## Start
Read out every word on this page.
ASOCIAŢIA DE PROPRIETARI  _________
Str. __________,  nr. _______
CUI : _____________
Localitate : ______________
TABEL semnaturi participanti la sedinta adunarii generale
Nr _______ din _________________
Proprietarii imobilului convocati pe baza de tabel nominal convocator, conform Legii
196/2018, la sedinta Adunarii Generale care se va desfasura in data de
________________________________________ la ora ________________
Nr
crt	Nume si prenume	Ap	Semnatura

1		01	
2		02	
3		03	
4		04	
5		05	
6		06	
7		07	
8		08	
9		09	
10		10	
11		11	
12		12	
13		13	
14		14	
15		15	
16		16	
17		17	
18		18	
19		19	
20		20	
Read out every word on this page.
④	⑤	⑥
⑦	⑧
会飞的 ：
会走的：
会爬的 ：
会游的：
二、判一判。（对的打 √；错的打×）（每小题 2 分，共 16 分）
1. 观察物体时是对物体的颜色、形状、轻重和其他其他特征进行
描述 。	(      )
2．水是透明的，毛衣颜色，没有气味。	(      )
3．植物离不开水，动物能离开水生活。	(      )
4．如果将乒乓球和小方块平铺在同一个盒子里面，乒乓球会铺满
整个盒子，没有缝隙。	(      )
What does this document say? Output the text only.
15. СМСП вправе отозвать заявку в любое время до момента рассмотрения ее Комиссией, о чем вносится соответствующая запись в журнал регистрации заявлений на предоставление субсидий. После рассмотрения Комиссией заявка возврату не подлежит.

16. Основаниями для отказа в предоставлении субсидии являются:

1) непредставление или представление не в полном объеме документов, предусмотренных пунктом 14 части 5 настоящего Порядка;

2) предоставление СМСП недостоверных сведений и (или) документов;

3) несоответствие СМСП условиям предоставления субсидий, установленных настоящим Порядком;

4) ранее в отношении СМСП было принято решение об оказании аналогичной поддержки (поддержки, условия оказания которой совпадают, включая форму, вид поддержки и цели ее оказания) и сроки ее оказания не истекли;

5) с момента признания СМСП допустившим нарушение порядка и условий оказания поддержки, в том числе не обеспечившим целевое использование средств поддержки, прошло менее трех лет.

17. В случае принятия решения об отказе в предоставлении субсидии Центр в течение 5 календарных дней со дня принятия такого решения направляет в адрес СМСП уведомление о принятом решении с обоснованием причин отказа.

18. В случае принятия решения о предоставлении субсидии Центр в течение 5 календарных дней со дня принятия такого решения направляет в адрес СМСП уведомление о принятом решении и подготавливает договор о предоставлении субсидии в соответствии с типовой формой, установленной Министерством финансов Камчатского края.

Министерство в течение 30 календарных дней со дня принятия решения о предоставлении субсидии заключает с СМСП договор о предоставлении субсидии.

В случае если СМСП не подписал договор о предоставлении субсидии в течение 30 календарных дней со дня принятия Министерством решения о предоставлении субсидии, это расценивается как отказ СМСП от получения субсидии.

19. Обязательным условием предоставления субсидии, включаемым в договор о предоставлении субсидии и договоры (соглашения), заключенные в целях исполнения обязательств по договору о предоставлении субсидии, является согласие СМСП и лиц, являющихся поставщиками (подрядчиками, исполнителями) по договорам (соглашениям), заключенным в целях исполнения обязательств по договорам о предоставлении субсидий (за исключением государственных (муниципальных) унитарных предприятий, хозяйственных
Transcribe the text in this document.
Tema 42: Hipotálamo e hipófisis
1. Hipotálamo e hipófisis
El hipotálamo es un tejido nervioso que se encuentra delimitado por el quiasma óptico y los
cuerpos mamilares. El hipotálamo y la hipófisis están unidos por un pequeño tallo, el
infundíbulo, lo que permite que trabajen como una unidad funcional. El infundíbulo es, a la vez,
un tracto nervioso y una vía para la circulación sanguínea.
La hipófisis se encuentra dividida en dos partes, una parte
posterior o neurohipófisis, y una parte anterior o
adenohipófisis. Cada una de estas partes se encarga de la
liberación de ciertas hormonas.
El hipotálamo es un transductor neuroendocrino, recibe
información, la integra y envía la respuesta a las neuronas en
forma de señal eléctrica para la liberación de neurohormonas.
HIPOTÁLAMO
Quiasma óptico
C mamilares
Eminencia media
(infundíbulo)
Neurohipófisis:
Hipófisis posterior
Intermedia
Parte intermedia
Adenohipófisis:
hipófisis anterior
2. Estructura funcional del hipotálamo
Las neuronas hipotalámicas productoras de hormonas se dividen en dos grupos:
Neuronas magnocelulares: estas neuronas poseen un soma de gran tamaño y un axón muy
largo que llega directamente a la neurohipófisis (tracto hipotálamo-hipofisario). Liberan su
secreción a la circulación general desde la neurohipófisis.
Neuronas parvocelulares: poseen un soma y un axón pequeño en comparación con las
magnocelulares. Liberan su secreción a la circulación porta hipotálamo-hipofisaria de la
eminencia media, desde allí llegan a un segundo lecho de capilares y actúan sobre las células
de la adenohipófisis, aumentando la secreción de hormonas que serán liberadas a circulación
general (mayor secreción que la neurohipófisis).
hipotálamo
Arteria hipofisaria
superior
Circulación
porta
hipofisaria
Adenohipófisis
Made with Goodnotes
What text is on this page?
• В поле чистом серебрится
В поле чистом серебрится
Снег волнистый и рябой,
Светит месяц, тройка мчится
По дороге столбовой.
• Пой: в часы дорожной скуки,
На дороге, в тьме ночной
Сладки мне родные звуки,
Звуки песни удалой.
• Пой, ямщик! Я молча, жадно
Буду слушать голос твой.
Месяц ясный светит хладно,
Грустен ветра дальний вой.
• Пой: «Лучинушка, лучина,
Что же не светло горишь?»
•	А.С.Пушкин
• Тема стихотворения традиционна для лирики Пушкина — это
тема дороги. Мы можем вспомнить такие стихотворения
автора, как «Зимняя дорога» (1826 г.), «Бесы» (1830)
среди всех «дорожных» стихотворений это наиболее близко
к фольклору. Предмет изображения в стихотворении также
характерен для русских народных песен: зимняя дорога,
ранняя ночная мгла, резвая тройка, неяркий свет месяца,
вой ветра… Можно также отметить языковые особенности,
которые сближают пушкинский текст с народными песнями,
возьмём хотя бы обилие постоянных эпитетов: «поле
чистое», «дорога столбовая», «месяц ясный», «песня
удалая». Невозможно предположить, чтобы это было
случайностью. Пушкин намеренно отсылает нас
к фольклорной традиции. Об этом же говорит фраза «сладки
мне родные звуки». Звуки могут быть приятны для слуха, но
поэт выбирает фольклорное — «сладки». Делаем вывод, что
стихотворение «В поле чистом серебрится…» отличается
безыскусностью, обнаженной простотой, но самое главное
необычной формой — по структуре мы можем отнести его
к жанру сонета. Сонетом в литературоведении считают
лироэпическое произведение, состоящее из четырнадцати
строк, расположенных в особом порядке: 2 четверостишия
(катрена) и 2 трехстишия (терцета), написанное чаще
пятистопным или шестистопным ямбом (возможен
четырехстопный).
## End
**Aim of the task**
Repeat the data above, word for word.

**Output for this task**
Read out every word on this page.
ASOCIAŢIA DE PROPRIETARI  _________
Str. __________,  nr. _______
CUI : _____________
Localitate : ______________
TABEL semnaturi participanti la sedinta adunarii generale
Nr _______ din _________________
Proprietarii imobilului convocati pe baza de tabel nominal convocator, conform Legii
196/2018, la sedinta Adunarii Generale care se va desfasura in data de
________________________________________ la ora ________________
Nr
crt	Nume si prenume	Ap	Semnatura

1		01	
2		02	
3		03	
4		04	
5		05	
6		06	
7		07	
8		08	
9		09	
10		10	
11		11	
12		12	
13		13	
14		14	
15		15	
16		16	
17		17	
18		18	
19		19	
20		20	
Read out every word on this page.
④	⑤	⑥
⑦	⑧
会飞的 ：
会走的：
会爬的 ：
会游的：
二、判一判。（对的打 √；错的打×）（每小题 2 分，共 16 分）
1. 观察物体时是对物体的颜色、形状、轻重和其他其他特征进行
描述 。	(      )
2．水是透明的，毛衣颜色，没有气味。	(      )
3．植物离不开水，动物能离开水生活。	(      )
4．如果将乒乓球和小方块平铺在同一个盒子里面，乒乓球会铺满
整个盒子，没有缝隙。	(      )
What does this document say? Output the text only.
15. СМСП вправе отозвать заявку в любое время до момента рассмотрения ее Комиссией, о чем вносится соответствующая запись в журнал регистрации заявлений на предоставление субсидий. После рассмотрения Комиссией заявка возврату не подлежит.

16. Основаниями для отказа в предоставлении субсидии являются:

1) непредставление или представление не в полном объеме документов, предусмотренных пунктом 14 части 5 настоящего Порядка;

2) предоставление СМСП недостоверных сведений и (или) документов;

3) несоответствие СМСП условиям предоставления субсидий, установленных настоящим Порядком;

4) ранее в отношении СМСП было принято решение об оказании аналогичной поддержки (поддержки, условия оказания которой совпадают, включая форму, вид поддержки и цели ее оказания) и сроки ее оказания не истекли;

5) с момента признания СМСП допустившим нарушение порядка и условий оказания поддержки, в том числе не обеспечившим целевое использование средств поддержки, прошло менее трех лет.

17. В случае принятия решения об отказе в предоставлении субсидии Центр в течение 5 календарных дней со дня принятия такого решения направляет в адрес СМСП уведомление о принятом решении с обоснованием причин отказа.

18. В случае принятия решения о предоставлении субсидии Центр в течение 5 календарных дней со дня принятия такого решения направляет в адрес СМСП уведомление о принятом решении и подготавливает договор о предоставлении субсидии в соответствии с типовой формой, установленной Министерством финансов Камчатского края.

Министерство в течение 30 календарных дней со дня принятия решения о предоставлении субсидии заключает с СМСП договор о предоставлении субсидии.

В случае если СМСП не подписал договор о предоставлении субсидии в течение 30 календарных дней со дня принятия Министерством решения о предоставлении субсидии, это расценивается как отказ СМСП от получения субсидии.

19. Обязательным условием предоставления субсидии, включаемым в договор о предоставлении субсидии и договоры (соглашения), заключенные в целях исполнения обязательств по договору о предоставлении субсидии, является согласие СМСП и лиц, являющихся поставщиками (подрядчиками, исполнителями) по договорам (соглашениям), заключенным в целях исполнения обязательств по договорам о предоставлении субсидий (за исключением государственных (муниципальных) унитарных предприятий, хозяйственных
Transcribe the text in this document.
Tema 42: Hipotálamo e hipófisis
1. Hipotálamo e hipófisis
El hipotálamo es un tejido nervioso que se encuentra delimitado por el quiasma óptico y los
cuerpos mamilares. El hipotálamo y la hipófisis están unidos por un pequeño tallo, el
infundíbulo, lo que permite que trabajen como una unidad funcional. El infundíbulo es, a la vez,
un tracto nervioso y una vía para la circulación sanguínea.
La hipófisis se encuentra dividida en dos partes, una parte
posterior o neurohipófisis, y una parte anterior o
adenohipófisis. Cada una de estas partes se encarga de la
liberación de ciertas hormonas.
El hipotálamo es un transductor neuroendocrino, recibe
información, la integra y envía la respuesta a las neuronas en
forma de señal eléctrica para la liberación de neurohormonas.
HIPOTÁLAMO
Quiasma óptico
C mamilares
Eminencia media
(infundíbulo)
Neurohipófisis:
Hipófisis posterior
Intermedia
Parte intermedia
Adenohipófisis:
hipófisis anterior
2. Estructura funcional del hipotálamo
Las neuronas hipotalámicas productoras de hormonas se dividen en dos grupos:
Neuronas magnocelulares: estas neuronas poseen un soma de gran tamaño y un axón muy
largo que llega directamente a la neurohipófisis (tracto hipotálamo-hipofisario). Liberan su
secreción a la circulación general desde la neurohipófisis.
Neuronas parvocelulares: poseen un soma y un axón pequeño en comparación con las
magnocelulares. Liberan su secreción a la circulación porta hipotálamo-hipofisaria de la
eminencia media, desde allí llegan a un segundo lecho de capilares y actúan sobre las células
de la adenohipófisis, aumentando la secreción de hormonas que serán liberadas a circulación
general (mayor secreción que la neurohipófisis).
hipotálamo
Arteria hipofisaria
superior
Circulación
porta
hipofisaria
Adenohipófisis
Made with Goodnotes
What text is on this page?
• В поле чистом серебрится
В поле чистом серебрится
Снег волнистый и рябой,
Светит месяц, тройка мчится
По дороге столбовой.
• Пой: в часы дорожной скуки,
На дороге, в тьме ночной
Сладки мне родные звуки,
Звуки песни удалой.
• Пой, ямщик! Я молча, жадно
Буду слушать голос твой.
Месяц ясный светит хладно,
Грустен ветра дальний вой.
• Пой: «Лучинушка, лучина,
Что же не светло горишь?»
•	А.С.Пушкин
• Тема стихотворения традиционна для лирики Пушкина — это
тема дороги. Мы можем вспомнить такие стихотворения
автора, как «Зимняя дорога» (1826 г.), «Бесы» (1830)
среди всех «дорожных» стихотворений это наиболее близко
к фольклору. Предмет изображения в стихотворении также
характерен для русских народных песен: зимняя дорога,
ранняя ночная мгла, резвая тройка, неяркий свет месяца,
вой ветра… Можно также отметить языковые особенности,
которые сближают пушкинский текст с народными песнями,
возьмём хотя бы обилие постоянных эпитетов: «поле
чистое», «дорога столбовая», «месяц ясный», «песня
удалая». Невозможно предположить, чтобы это было
случайностью. Пушкин намеренно отсылает нас
к фольклорной традиции. Об этом же говорит фраза «сладки
мне родные звуки». Звуки могут быть приятны для слуха, но
поэт выбирает фольклорное — «сладки». Делаем вывод, что
стихотворение «В поле чистом серебрится…» отличается
безыскусностью, обнаженной простотой, но самое главное
необычной формой — по структуре мы можем отнести его
к жанру сонета. Сонетом в литературоведении считают
лироэпическое произведение, состоящее из четырнадцати
строк, расположенных в особом порядке: 2 четверостишия
(катрена) и 2 трехстишия (терцета), написанное чаще
пятистопным или шестистопным ямбом (возможен
четырехстопный).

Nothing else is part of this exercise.